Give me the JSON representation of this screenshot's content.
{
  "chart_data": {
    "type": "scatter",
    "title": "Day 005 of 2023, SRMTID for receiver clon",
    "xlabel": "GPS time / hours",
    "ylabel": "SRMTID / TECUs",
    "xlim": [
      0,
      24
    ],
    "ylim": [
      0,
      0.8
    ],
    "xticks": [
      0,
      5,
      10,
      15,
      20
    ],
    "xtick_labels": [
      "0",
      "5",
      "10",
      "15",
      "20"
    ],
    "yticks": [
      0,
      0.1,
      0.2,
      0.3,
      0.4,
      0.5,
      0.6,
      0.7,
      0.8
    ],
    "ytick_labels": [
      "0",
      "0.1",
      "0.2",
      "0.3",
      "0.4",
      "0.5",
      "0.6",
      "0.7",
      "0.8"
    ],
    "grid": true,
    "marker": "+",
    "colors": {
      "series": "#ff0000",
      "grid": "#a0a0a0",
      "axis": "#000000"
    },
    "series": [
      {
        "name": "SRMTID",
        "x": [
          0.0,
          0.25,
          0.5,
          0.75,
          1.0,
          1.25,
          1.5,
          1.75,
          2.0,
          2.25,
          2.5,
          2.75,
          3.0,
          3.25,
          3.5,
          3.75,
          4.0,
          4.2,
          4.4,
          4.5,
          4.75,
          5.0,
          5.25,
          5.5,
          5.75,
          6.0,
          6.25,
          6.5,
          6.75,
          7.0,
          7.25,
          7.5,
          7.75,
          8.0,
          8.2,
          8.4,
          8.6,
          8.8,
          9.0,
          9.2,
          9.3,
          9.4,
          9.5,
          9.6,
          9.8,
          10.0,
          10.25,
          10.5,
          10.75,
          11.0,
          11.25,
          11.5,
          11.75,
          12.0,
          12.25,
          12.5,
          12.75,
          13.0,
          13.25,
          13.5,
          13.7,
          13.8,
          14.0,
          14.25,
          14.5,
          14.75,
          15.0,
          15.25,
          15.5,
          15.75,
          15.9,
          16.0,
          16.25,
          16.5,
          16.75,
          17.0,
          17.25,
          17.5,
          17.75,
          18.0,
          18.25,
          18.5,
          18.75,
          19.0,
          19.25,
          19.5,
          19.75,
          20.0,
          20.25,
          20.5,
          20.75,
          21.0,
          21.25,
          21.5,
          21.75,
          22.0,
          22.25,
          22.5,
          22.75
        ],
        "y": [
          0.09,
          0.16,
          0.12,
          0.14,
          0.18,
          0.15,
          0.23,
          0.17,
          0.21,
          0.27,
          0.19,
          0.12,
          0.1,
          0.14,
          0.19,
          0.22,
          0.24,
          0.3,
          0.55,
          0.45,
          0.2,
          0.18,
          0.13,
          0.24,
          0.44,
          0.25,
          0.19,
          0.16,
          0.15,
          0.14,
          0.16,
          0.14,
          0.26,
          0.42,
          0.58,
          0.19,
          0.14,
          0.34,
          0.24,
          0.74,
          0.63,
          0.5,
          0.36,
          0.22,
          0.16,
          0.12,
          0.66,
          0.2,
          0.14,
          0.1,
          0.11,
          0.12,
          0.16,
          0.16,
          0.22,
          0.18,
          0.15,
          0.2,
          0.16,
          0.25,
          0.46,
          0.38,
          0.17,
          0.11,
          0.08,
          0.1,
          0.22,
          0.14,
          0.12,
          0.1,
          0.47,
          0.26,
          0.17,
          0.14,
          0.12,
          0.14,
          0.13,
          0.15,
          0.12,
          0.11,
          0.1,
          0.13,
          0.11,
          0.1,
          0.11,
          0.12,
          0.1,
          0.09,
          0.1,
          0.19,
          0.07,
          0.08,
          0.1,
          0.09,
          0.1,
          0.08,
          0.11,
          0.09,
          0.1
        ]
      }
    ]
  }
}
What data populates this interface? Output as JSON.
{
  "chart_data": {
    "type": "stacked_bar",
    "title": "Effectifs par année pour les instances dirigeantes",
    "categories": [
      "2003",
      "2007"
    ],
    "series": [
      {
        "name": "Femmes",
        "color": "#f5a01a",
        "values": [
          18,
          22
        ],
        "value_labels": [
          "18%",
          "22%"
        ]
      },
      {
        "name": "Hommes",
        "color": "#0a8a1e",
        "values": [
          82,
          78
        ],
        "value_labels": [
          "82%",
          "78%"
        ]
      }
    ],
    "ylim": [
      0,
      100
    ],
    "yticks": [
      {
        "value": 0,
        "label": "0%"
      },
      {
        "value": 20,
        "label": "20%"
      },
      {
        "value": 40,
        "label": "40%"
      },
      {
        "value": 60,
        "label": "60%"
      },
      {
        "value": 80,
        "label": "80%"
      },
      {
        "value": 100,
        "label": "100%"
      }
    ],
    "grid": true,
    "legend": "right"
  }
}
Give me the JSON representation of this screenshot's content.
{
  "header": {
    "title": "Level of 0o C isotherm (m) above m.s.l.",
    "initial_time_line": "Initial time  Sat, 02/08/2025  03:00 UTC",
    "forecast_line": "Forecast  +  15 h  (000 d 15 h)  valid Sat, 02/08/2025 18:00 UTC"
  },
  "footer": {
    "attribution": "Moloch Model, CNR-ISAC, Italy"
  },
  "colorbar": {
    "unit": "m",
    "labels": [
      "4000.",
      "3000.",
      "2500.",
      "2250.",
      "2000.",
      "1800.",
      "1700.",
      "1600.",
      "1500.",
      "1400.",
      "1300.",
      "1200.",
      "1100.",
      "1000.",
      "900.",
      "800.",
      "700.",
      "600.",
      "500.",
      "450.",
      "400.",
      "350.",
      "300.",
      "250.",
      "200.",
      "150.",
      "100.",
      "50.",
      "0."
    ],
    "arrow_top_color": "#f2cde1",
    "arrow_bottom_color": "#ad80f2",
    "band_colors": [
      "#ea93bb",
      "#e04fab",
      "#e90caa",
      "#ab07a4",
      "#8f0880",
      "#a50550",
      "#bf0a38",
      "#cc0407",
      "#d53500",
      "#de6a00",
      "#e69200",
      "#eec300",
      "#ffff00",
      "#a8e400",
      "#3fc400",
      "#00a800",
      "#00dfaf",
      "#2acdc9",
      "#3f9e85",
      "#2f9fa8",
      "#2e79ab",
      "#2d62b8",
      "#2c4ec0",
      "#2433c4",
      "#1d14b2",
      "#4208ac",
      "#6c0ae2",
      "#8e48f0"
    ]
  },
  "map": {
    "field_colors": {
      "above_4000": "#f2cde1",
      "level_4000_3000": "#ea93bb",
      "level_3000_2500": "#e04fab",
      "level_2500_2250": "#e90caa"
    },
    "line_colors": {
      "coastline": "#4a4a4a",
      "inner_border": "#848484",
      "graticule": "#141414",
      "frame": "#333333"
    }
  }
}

Work to be completed
Identify the lines that hold the word "SRMTID". Copy every one of them.

Written response
    "title": "Day 005 of 2023, SRMTID for receiver clon",
    "ylabel": "SRMTID / TECUs",
        "name": "SRMTID",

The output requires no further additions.